[ENUNCIADO] Copie todos os itens abaixo linha por linha, sem qualquer alteração. Omita as imagens na sua resposta.

[DADOS A PROCESSAR]
******************************
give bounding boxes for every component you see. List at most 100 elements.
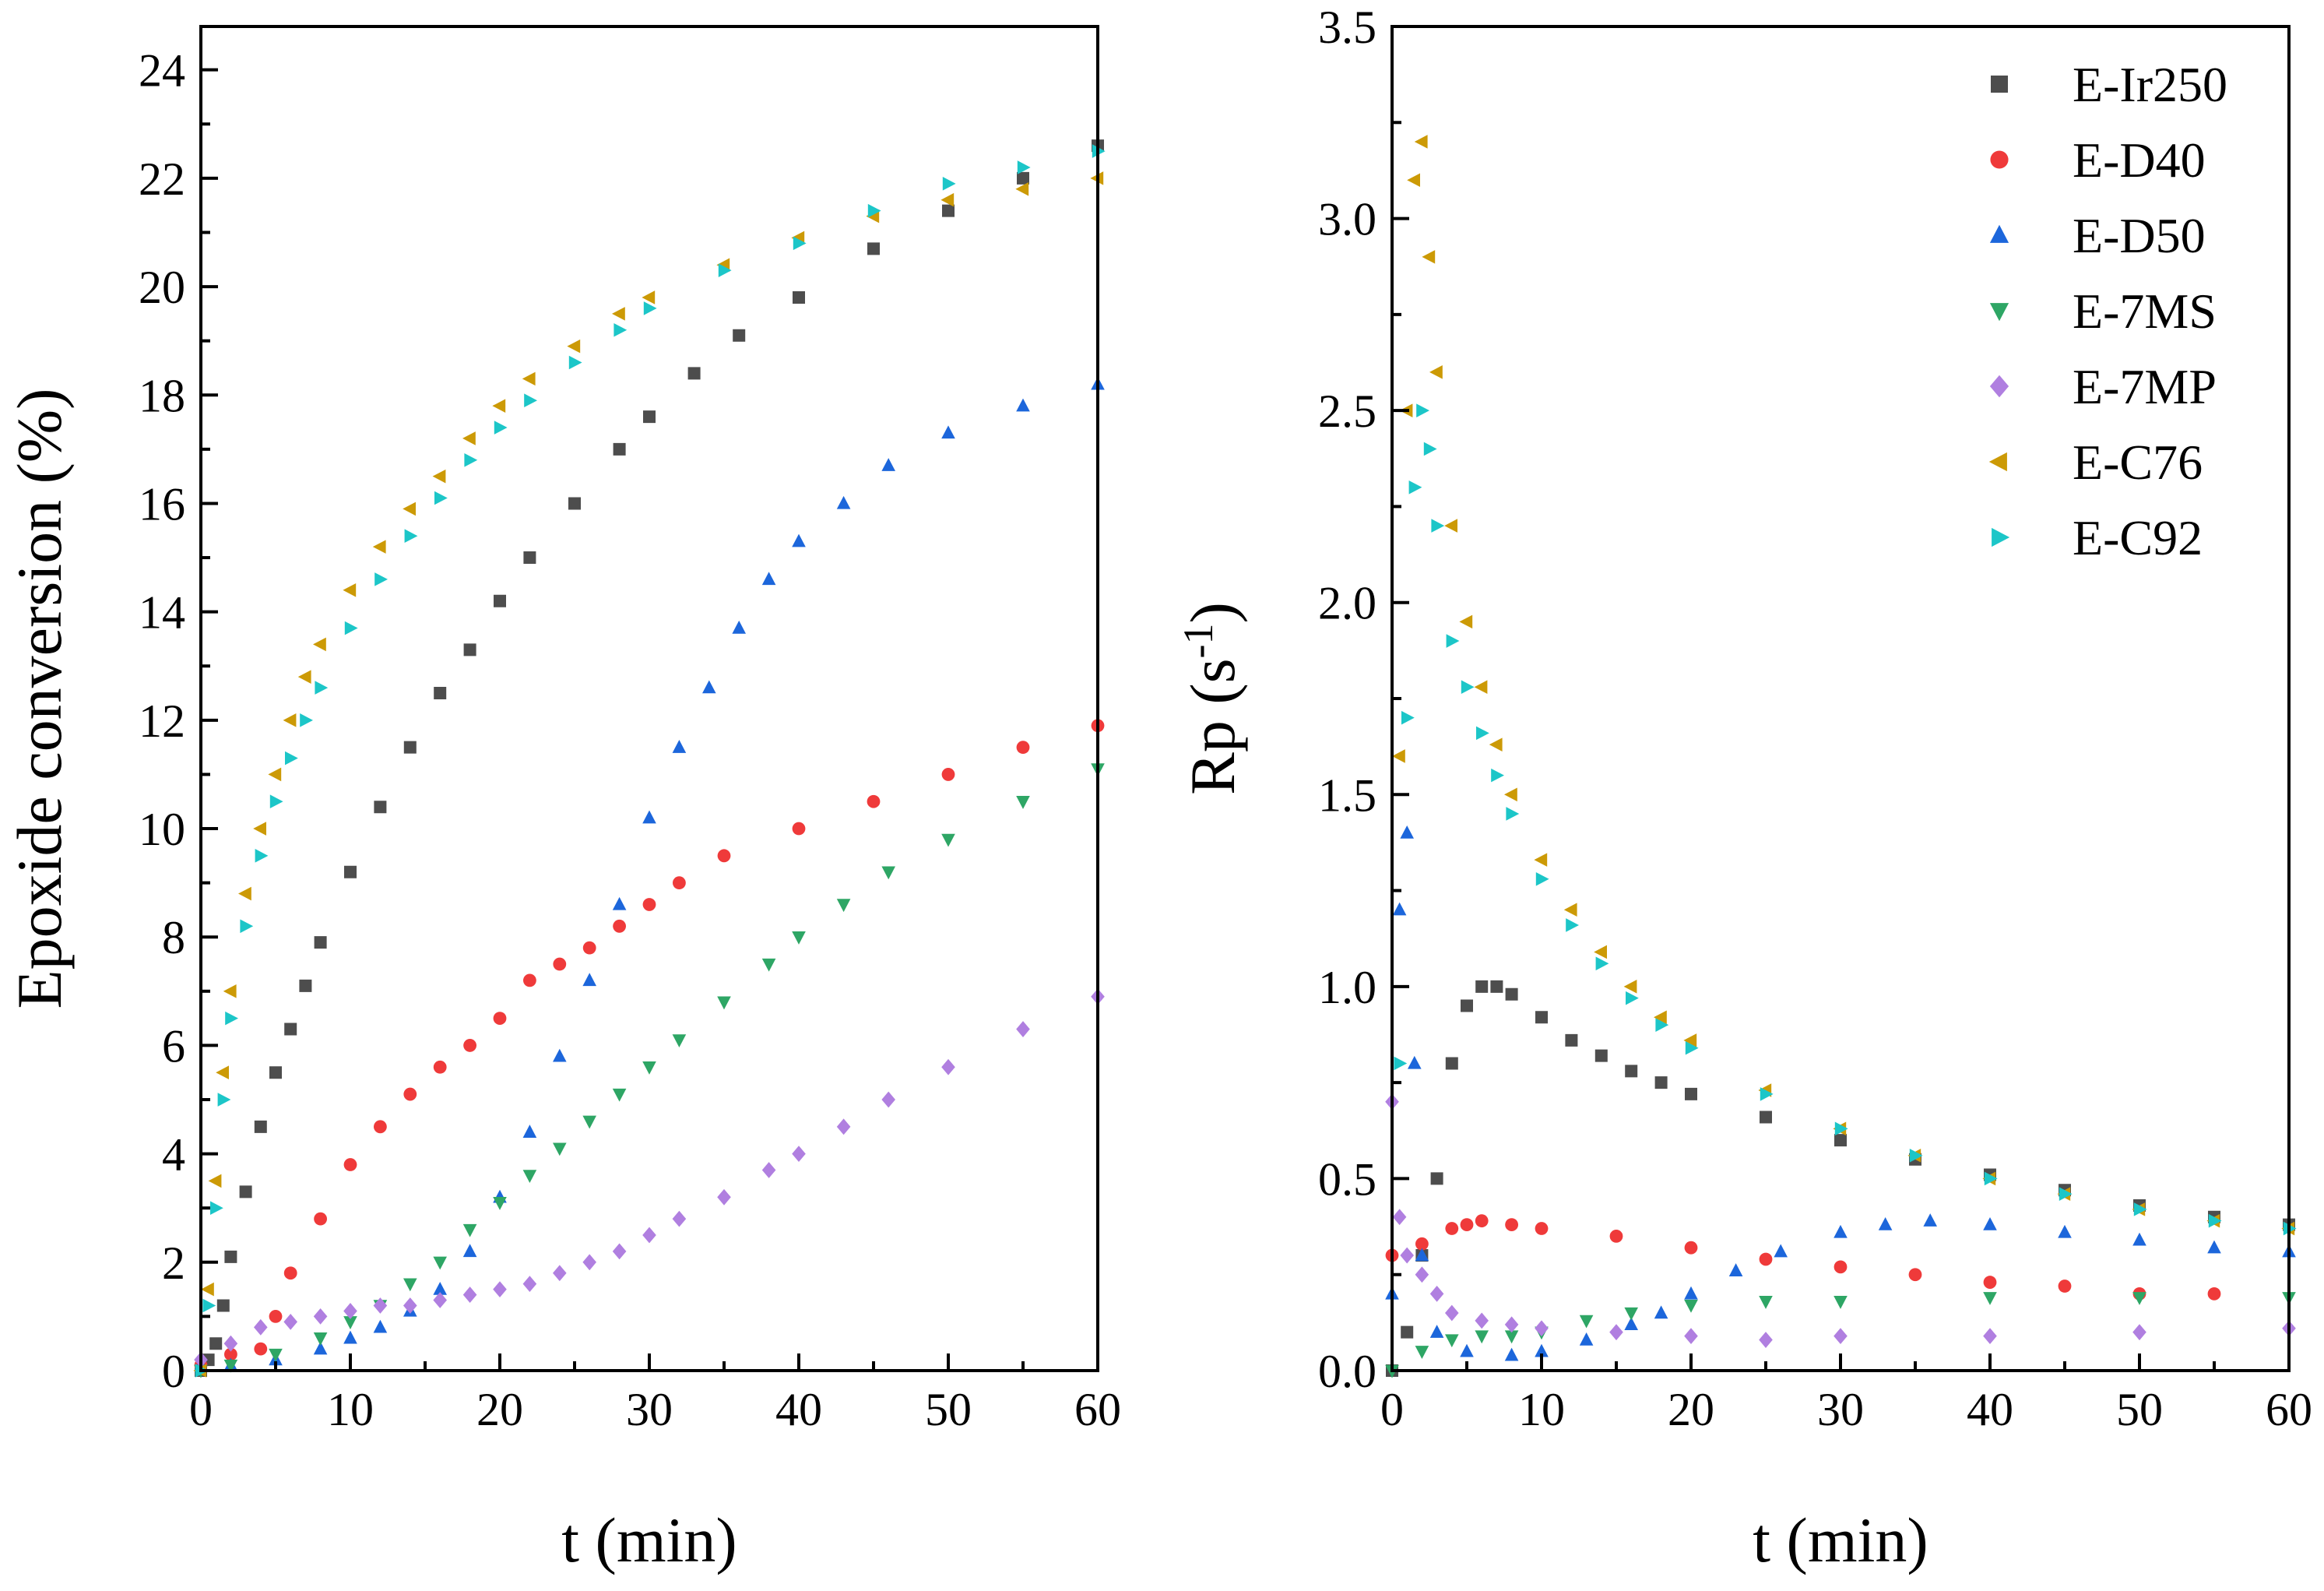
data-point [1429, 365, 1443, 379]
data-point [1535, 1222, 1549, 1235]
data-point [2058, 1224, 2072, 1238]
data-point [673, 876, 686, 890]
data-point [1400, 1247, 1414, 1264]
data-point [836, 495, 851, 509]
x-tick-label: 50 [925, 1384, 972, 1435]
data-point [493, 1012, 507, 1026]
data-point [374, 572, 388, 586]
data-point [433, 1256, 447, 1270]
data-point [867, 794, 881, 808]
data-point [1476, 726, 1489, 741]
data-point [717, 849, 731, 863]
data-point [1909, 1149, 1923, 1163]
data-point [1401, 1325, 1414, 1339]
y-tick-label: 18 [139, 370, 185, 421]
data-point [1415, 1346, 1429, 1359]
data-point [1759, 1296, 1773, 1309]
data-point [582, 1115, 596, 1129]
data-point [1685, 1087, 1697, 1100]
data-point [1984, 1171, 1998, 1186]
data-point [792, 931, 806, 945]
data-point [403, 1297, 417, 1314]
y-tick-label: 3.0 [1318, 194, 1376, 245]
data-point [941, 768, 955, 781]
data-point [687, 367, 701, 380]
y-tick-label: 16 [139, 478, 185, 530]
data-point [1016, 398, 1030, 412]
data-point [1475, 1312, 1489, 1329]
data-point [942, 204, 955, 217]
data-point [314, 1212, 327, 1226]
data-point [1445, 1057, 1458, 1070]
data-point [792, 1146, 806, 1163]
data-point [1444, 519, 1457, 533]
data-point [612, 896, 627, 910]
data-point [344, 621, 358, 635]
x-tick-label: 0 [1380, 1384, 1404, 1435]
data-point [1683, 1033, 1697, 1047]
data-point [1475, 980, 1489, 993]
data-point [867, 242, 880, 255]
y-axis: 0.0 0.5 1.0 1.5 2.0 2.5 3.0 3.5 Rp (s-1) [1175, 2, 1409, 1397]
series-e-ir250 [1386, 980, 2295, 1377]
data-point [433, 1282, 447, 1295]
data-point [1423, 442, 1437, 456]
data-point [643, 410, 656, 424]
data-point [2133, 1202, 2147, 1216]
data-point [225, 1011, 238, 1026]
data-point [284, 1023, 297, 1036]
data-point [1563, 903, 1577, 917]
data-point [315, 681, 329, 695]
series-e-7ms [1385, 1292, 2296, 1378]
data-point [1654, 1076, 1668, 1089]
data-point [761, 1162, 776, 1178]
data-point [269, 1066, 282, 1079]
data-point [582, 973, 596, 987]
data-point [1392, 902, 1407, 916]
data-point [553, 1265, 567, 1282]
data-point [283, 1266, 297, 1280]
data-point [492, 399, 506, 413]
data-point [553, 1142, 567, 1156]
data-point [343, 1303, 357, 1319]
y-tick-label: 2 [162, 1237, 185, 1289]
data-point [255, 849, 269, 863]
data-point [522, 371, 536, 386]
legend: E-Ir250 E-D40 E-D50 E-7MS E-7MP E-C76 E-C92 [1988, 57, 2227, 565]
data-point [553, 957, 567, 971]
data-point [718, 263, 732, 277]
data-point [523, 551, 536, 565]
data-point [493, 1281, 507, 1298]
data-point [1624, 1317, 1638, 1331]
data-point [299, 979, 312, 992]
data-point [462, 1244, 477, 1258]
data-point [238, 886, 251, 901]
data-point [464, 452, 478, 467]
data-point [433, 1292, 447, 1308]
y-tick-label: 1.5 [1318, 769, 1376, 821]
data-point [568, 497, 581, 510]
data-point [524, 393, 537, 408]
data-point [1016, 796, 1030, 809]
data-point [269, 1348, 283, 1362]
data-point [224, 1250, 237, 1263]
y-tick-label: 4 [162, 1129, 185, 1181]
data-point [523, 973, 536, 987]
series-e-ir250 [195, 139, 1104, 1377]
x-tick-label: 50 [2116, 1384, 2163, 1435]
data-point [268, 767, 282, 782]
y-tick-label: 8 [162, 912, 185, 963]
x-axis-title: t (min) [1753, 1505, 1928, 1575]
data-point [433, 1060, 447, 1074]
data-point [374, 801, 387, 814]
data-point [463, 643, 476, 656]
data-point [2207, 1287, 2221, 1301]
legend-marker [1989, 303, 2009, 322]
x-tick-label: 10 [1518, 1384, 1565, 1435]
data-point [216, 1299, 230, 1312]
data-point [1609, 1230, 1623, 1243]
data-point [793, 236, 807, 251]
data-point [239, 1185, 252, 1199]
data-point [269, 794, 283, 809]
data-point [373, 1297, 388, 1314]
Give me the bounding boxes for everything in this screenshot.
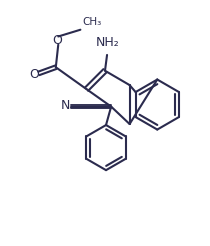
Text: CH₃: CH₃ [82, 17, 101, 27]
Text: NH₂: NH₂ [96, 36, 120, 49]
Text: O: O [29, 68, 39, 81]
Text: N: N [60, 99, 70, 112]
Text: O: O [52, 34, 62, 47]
******************************
[SOLUÇÃO DO EXERCÍCIO]
give bounding boxes for every component you see. List at most 100 elements.
data-point [1429, 365, 1443, 379]
data-point [1535, 1222, 1549, 1235]
data-point [2058, 1224, 2072, 1238]
data-point [673, 876, 686, 890]
data-point [1400, 1247, 1414, 1264]
data-point [836, 495, 851, 509]
x-tick-label: 50 [925, 1384, 972, 1435]
data-point [493, 1012, 507, 1026]
data-point [374, 572, 388, 586]
data-point [433, 1256, 447, 1270]
data-point [867, 794, 881, 808]
data-point [1476, 726, 1489, 741]
data-point [717, 849, 731, 863]
data-point [1909, 1149, 1923, 1163]
data-point [1401, 1325, 1414, 1339]
y-tick-label: 18 [139, 370, 185, 421]
data-point [1415, 1346, 1429, 1359]
data-point [1759, 1296, 1773, 1309]
data-point [582, 1115, 596, 1129]
data-point [1685, 1087, 1697, 1100]
data-point [1984, 1171, 1998, 1186]
data-point [792, 931, 806, 945]
data-point [403, 1297, 417, 1314]
y-tick-label: 3.0 [1318, 194, 1376, 245]
data-point [941, 768, 955, 781]
data-point [687, 367, 701, 380]
y-tick-label: 16 [139, 478, 185, 530]
data-point [1016, 398, 1030, 412]
data-point [1475, 1312, 1489, 1329]
data-point [942, 204, 955, 217]
data-point [314, 1212, 327, 1226]
data-point [1445, 1057, 1458, 1070]
data-point [792, 1146, 806, 1163]
data-point [1444, 519, 1457, 533]
data-point [612, 896, 627, 910]
data-point [344, 621, 358, 635]
x-tick-label: 0 [1380, 1384, 1404, 1435]
data-point [1683, 1033, 1697, 1047]
data-point [1475, 980, 1489, 993]
data-point [867, 242, 880, 255]
y-axis: 0.0 0.5 1.0 1.5 2.0 2.5 3.0 3.5 Rp (s-1) [1175, 2, 1409, 1397]
series-e-ir250 [1386, 980, 2295, 1377]
data-point [433, 1282, 447, 1295]
data-point [1423, 442, 1437, 456]
data-point [643, 410, 656, 424]
data-point [2133, 1202, 2147, 1216]
data-point [225, 1011, 238, 1026]
data-point [284, 1023, 297, 1036]
data-point [1563, 903, 1577, 917]
data-point [315, 681, 329, 695]
series-e-7ms [1385, 1292, 2296, 1378]
data-point [1654, 1076, 1668, 1089]
data-point [761, 1162, 776, 1178]
data-point [269, 1066, 282, 1079]
data-point [582, 973, 596, 987]
data-point [1392, 902, 1407, 916]
data-point [553, 1265, 567, 1282]
data-point [283, 1266, 297, 1280]
data-point [492, 399, 506, 413]
data-point [553, 1142, 567, 1156]
data-point [343, 1303, 357, 1319]
y-tick-label: 2 [162, 1237, 185, 1289]
data-point [255, 849, 269, 863]
data-point [522, 371, 536, 386]
legend: E-Ir250 E-D40 E-D50 E-7MS E-7MP E-C76 E-C92 [1988, 57, 2227, 565]
data-point [553, 957, 567, 971]
data-point [718, 263, 732, 277]
data-point [523, 551, 536, 565]
data-point [493, 1281, 507, 1298]
data-point [1624, 1317, 1638, 1331]
data-point [299, 979, 312, 992]
data-point [462, 1244, 477, 1258]
data-point [238, 886, 251, 901]
data-point [464, 452, 478, 467]
data-point [433, 1292, 447, 1308]
y-tick-label: 1.5 [1318, 769, 1376, 821]
data-point [568, 497, 581, 510]
data-point [524, 393, 537, 408]
data-point [1016, 796, 1030, 809]
data-point [269, 1348, 283, 1362]
data-point [224, 1250, 237, 1263]
y-tick-label: 4 [162, 1129, 185, 1181]
data-point [523, 973, 536, 987]
series-e-ir250 [195, 139, 1104, 1377]
x-tick-label: 50 [2116, 1384, 2163, 1435]
data-point [268, 767, 282, 782]
y-tick-label: 8 [162, 912, 185, 963]
x-axis-title: t (min) [1753, 1505, 1928, 1575]
data-point [433, 1060, 447, 1074]
data-point [374, 801, 387, 814]
data-point [463, 643, 476, 656]
data-point [2207, 1287, 2221, 1301]
legend-marker [1989, 303, 2009, 322]
x-tick-label: 10 [1518, 1384, 1565, 1435]
data-point [216, 1299, 230, 1312]
data-point [1609, 1230, 1623, 1243]
data-point [793, 236, 807, 251]
data-point [239, 1185, 252, 1199]
data-point [269, 794, 283, 809]
data-point [373, 1297, 388, 1314]
Give me the bounding boxes for everything in this screenshot.
Text: CH₃: CH₃ [82, 17, 101, 27]
Text: NH₂: NH₂ [96, 36, 120, 49]
Text: O: O [29, 68, 39, 81]
Text: N: N [60, 99, 70, 112]
Text: O: O [52, 34, 62, 47]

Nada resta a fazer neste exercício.